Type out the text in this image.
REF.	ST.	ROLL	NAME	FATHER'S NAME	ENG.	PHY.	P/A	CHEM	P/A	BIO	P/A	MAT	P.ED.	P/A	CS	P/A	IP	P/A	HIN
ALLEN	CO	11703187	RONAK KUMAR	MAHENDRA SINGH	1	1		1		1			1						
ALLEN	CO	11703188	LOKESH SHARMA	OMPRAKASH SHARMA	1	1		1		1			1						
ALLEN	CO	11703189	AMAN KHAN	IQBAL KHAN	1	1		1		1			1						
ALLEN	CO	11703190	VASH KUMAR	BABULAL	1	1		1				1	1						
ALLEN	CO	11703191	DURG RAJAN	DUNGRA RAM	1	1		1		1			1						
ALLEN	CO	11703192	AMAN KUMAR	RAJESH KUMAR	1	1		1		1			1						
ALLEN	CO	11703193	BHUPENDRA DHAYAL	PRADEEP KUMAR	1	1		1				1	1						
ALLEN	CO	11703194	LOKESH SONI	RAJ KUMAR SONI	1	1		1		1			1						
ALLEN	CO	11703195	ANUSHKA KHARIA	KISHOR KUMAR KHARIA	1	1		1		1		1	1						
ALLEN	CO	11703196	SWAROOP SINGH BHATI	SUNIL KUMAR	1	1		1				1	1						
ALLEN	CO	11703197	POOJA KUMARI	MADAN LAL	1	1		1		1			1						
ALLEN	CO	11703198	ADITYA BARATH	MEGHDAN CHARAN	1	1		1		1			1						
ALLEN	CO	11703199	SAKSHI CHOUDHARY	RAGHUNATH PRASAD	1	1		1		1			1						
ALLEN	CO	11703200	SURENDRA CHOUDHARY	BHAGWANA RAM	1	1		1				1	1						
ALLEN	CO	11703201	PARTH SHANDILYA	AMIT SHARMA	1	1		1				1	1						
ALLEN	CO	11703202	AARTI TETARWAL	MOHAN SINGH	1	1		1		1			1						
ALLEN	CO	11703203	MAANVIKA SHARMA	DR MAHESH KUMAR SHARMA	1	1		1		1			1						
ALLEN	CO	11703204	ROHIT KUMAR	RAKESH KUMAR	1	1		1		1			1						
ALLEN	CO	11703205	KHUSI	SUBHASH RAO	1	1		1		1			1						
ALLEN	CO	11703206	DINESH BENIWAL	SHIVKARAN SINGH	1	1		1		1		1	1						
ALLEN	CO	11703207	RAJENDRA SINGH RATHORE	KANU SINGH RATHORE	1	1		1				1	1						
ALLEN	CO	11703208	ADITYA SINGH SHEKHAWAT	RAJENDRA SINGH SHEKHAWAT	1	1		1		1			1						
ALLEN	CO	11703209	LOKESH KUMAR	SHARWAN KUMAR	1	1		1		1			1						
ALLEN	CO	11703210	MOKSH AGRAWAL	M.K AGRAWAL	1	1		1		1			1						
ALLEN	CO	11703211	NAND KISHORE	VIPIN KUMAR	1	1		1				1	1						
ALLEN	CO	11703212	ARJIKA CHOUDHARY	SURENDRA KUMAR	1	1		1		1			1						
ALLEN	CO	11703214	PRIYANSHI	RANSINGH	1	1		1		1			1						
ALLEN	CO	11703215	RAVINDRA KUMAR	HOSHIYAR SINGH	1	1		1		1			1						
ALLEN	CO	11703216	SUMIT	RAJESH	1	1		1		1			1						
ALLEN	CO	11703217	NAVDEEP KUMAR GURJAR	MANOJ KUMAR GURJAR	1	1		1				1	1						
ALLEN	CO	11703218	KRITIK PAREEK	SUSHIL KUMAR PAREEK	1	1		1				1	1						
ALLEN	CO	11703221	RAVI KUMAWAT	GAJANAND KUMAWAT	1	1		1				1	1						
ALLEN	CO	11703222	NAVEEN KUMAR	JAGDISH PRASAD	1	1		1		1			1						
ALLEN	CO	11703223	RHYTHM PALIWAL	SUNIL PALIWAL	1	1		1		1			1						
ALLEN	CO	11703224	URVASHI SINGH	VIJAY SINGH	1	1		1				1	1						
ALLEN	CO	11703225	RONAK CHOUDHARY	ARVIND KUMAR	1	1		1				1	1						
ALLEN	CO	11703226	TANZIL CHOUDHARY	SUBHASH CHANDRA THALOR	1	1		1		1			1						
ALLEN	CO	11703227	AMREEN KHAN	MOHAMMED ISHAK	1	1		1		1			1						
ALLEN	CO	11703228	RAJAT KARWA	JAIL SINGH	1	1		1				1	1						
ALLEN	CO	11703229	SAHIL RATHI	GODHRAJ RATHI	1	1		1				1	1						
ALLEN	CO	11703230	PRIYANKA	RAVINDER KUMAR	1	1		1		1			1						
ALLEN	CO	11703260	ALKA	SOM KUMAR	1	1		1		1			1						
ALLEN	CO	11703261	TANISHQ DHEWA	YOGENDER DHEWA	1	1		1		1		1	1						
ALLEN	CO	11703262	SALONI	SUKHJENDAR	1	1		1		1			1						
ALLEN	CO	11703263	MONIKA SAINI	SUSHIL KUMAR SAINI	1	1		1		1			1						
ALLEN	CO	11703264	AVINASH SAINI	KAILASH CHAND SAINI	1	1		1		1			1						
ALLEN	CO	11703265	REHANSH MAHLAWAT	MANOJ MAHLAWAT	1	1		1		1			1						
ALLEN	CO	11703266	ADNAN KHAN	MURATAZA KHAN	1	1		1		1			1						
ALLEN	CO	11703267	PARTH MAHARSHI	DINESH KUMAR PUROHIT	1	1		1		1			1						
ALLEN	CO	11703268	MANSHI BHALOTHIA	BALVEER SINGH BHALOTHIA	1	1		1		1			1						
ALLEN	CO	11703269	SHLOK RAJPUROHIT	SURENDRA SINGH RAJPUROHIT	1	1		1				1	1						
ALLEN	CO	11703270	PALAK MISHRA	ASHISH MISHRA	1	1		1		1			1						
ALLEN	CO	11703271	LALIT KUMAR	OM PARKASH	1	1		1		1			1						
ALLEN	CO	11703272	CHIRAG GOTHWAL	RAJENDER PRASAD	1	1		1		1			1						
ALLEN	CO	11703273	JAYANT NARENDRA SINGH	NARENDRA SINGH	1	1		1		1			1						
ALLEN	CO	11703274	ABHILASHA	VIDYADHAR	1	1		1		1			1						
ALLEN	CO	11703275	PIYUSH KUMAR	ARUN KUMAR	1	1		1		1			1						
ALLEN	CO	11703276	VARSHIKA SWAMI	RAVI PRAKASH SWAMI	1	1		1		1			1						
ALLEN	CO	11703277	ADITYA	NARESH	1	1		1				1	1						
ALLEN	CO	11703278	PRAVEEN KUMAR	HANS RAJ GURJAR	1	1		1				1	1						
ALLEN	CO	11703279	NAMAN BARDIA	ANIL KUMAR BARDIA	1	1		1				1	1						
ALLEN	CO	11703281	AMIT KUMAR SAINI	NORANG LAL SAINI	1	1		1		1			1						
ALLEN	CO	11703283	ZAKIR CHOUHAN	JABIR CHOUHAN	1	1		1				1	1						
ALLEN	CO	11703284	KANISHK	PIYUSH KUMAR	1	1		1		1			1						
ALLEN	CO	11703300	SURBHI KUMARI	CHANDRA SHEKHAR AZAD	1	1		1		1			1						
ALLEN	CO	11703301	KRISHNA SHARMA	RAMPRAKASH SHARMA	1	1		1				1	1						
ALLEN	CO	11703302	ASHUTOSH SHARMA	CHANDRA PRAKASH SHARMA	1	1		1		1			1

■ ■ ■

## AIM
Send back each record exactly as it stands.

## SOLUTION FOR THIS PROBLEM
Type out the text in this image.
REF.	ST.	ROLL	NAME	FATHER'S NAME	ENG.	PHY.	P/A	CHEM	P/A	BIO	P/A	MAT	P.ED.	P/A	CS	P/A	IP	P/A	HIN
ALLEN	CO	11703187	RONAK KUMAR	MAHENDRA SINGH	1	1		1		1			1						
ALLEN	CO	11703188	LOKESH SHARMA	OMPRAKASH SHARMA	1	1		1		1			1						
ALLEN	CO	11703189	AMAN KHAN	IQBAL KHAN	1	1		1		1			1						
ALLEN	CO	11703190	VASH KUMAR	BABULAL	1	1		1				1	1						
ALLEN	CO	11703191	DURG RAJAN	DUNGRA RAM	1	1		1		1			1						
ALLEN	CO	11703192	AMAN KUMAR	RAJESH KUMAR	1	1		1		1			1						
ALLEN	CO	11703193	BHUPENDRA DHAYAL	PRADEEP KUMAR	1	1		1				1	1						
ALLEN	CO	11703194	LOKESH SONI	RAJ KUMAR SONI	1	1		1		1			1						
ALLEN	CO	11703195	ANUSHKA KHARIA	KISHOR KUMAR KHARIA	1	1		1		1		1	1						
ALLEN	CO	11703196	SWAROOP SINGH BHATI	SUNIL KUMAR	1	1		1				1	1						
ALLEN	CO	11703197	POOJA KUMARI	MADAN LAL	1	1		1		1			1						
ALLEN	CO	11703198	ADITYA BARATH	MEGHDAN CHARAN	1	1		1		1			1						
ALLEN	CO	11703199	SAKSHI CHOUDHARY	RAGHUNATH PRASAD	1	1		1		1			1						
ALLEN	CO	11703200	SURENDRA CHOUDHARY	BHAGWANA RAM	1	1		1				1	1						
ALLEN	CO	11703201	PARTH SHANDILYA	AMIT SHARMA	1	1		1				1	1						
ALLEN	CO	11703202	AARTI TETARWAL	MOHAN SINGH	1	1		1		1			1						
ALLEN	CO	11703203	MAANVIKA SHARMA	DR MAHESH KUMAR SHARMA	1	1		1		1			1						
ALLEN	CO	11703204	ROHIT KUMAR	RAKESH KUMAR	1	1		1		1			1						
ALLEN	CO	11703205	KHUSI	SUBHASH RAO	1	1		1		1			1						
ALLEN	CO	11703206	DINESH BENIWAL	SHIVKARAN SINGH	1	1		1		1		1	1						
ALLEN	CO	11703207	RAJENDRA SINGH RATHORE	KANU SINGH RATHORE	1	1		1				1	1						
ALLEN	CO	11703208	ADITYA SINGH SHEKHAWAT	RAJENDRA SINGH SHEKHAWAT	1	1		1		1			1						
ALLEN	CO	11703209	LOKESH KUMAR	SHARWAN KUMAR	1	1		1		1			1						
ALLEN	CO	11703210	MOKSH AGRAWAL	M.K AGRAWAL	1	1		1		1			1						
ALLEN	CO	11703211	NAND KISHORE	VIPIN KUMAR	1	1		1				1	1						
ALLEN	CO	11703212	ARJIKA CHOUDHARY	SURENDRA KUMAR	1	1		1		1			1						
ALLEN	CO	11703214	PRIYANSHI	RANSINGH	1	1		1		1			1						
ALLEN	CO	11703215	RAVINDRA KUMAR	HOSHIYAR SINGH	1	1		1		1			1						
ALLEN	CO	11703216	SUMIT	RAJESH	1	1		1		1			1						
ALLEN	CO	11703217	NAVDEEP KUMAR GURJAR	MANOJ KUMAR GURJAR	1	1		1				1	1						
ALLEN	CO	11703218	KRITIK PAREEK	SUSHIL KUMAR PAREEK	1	1		1				1	1						
ALLEN	CO	11703221	RAVI KUMAWAT	GAJANAND KUMAWAT	1	1		1				1	1						
ALLEN	CO	11703222	NAVEEN KUMAR	JAGDISH PRASAD	1	1		1		1			1						
ALLEN	CO	11703223	RHYTHM PALIWAL	SUNIL PALIWAL	1	1		1		1			1						
ALLEN	CO	11703224	URVASHI SINGH	VIJAY SINGH	1	1		1				1	1						
ALLEN	CO	11703225	RONAK CHOUDHARY	ARVIND KUMAR	1	1		1				1	1						
ALLEN	CO	11703226	TANZIL CHOUDHARY	SUBHASH CHANDRA THALOR	1	1		1		1			1						
ALLEN	CO	11703227	AMREEN KHAN	MOHAMMED ISHAK	1	1		1		1			1						
ALLEN	CO	11703228	RAJAT KARWA	JAIL SINGH	1	1		1				1	1						
ALLEN	CO	11703229	SAHIL RATHI	GODHRAJ RATHI	1	1		1				1	1						
ALLEN	CO	11703230	PRIYANKA	RAVINDER KUMAR	1	1		1		1			1						
ALLEN	CO	11703260	ALKA	SOM KUMAR	1	1		1		1			1						
ALLEN	CO	11703261	TANISHQ DHEWA	YOGENDER DHEWA	1	1		1		1		1	1						
ALLEN	CO	11703262	SALONI	SUKHJENDAR	1	1		1		1			1						
ALLEN	CO	11703263	MONIKA SAINI	SUSHIL KUMAR SAINI	1	1		1		1			1						
ALLEN	CO	11703264	AVINASH SAINI	KAILASH CHAND SAINI	1	1		1		1			1						
ALLEN	CO	11703265	REHANSH MAHLAWAT	MANOJ MAHLAWAT	1	1		1		1			1						
ALLEN	CO	11703266	ADNAN KHAN	MURATAZA KHAN	1	1		1		1			1						
ALLEN	CO	11703267	PARTH MAHARSHI	DINESH KUMAR PUROHIT	1	1		1		1			1						
ALLEN	CO	11703268	MANSHI BHALOTHIA	BALVEER SINGH BHALOTHIA	1	1		1		1			1						
ALLEN	CO	11703269	SHLOK RAJPUROHIT	SURENDRA SINGH RAJPUROHIT	1	1		1				1	1						
ALLEN	CO	11703270	PALAK MISHRA	ASHISH MISHRA	1	1		1		1			1						
ALLEN	CO	11703271	LALIT KUMAR	OM PARKASH	1	1		1		1			1						
ALLEN	CO	11703272	CHIRAG GOTHWAL	RAJENDER PRASAD	1	1		1		1			1						
ALLEN	CO	11703273	JAYANT NARENDRA SINGH	NARENDRA SINGH	1	1		1		1			1						
ALLEN	CO	11703274	ABHILASHA	VIDYADHAR	1	1		1		1			1						
ALLEN	CO	11703275	PIYUSH KUMAR	ARUN KUMAR	1	1		1		1			1						
ALLEN	CO	11703276	VARSHIKA SWAMI	RAVI PRAKASH SWAMI	1	1		1		1			1						
ALLEN	CO	11703277	ADITYA	NARESH	1	1		1				1	1						
ALLEN	CO	11703278	PRAVEEN KUMAR	HANS RAJ GURJAR	1	1		1				1	1						
ALLEN	CO	11703279	NAMAN BARDIA	ANIL KUMAR BARDIA	1	1		1				1	1						
ALLEN	CO	11703281	AMIT KUMAR SAINI	NORANG LAL SAINI	1	1		1		1			1						
ALLEN	CO	11703283	ZAKIR CHOUHAN	JABIR CHOUHAN	1	1		1				1	1						
ALLEN	CO	11703284	KANISHK	PIYUSH KUMAR	1	1		1		1			1						
ALLEN	CO	11703300	SURBHI KUMARI	CHANDRA SHEKHAR AZAD	1	1		1		1			1						
ALLEN	CO	11703301	KRISHNA SHARMA	RAMPRAKASH SHARMA	1	1		1				1	1						
ALLEN	CO	11703302	ASHUTOSH SHARMA	CHANDRA PRAKASH SHARMA	1	1		1		1			1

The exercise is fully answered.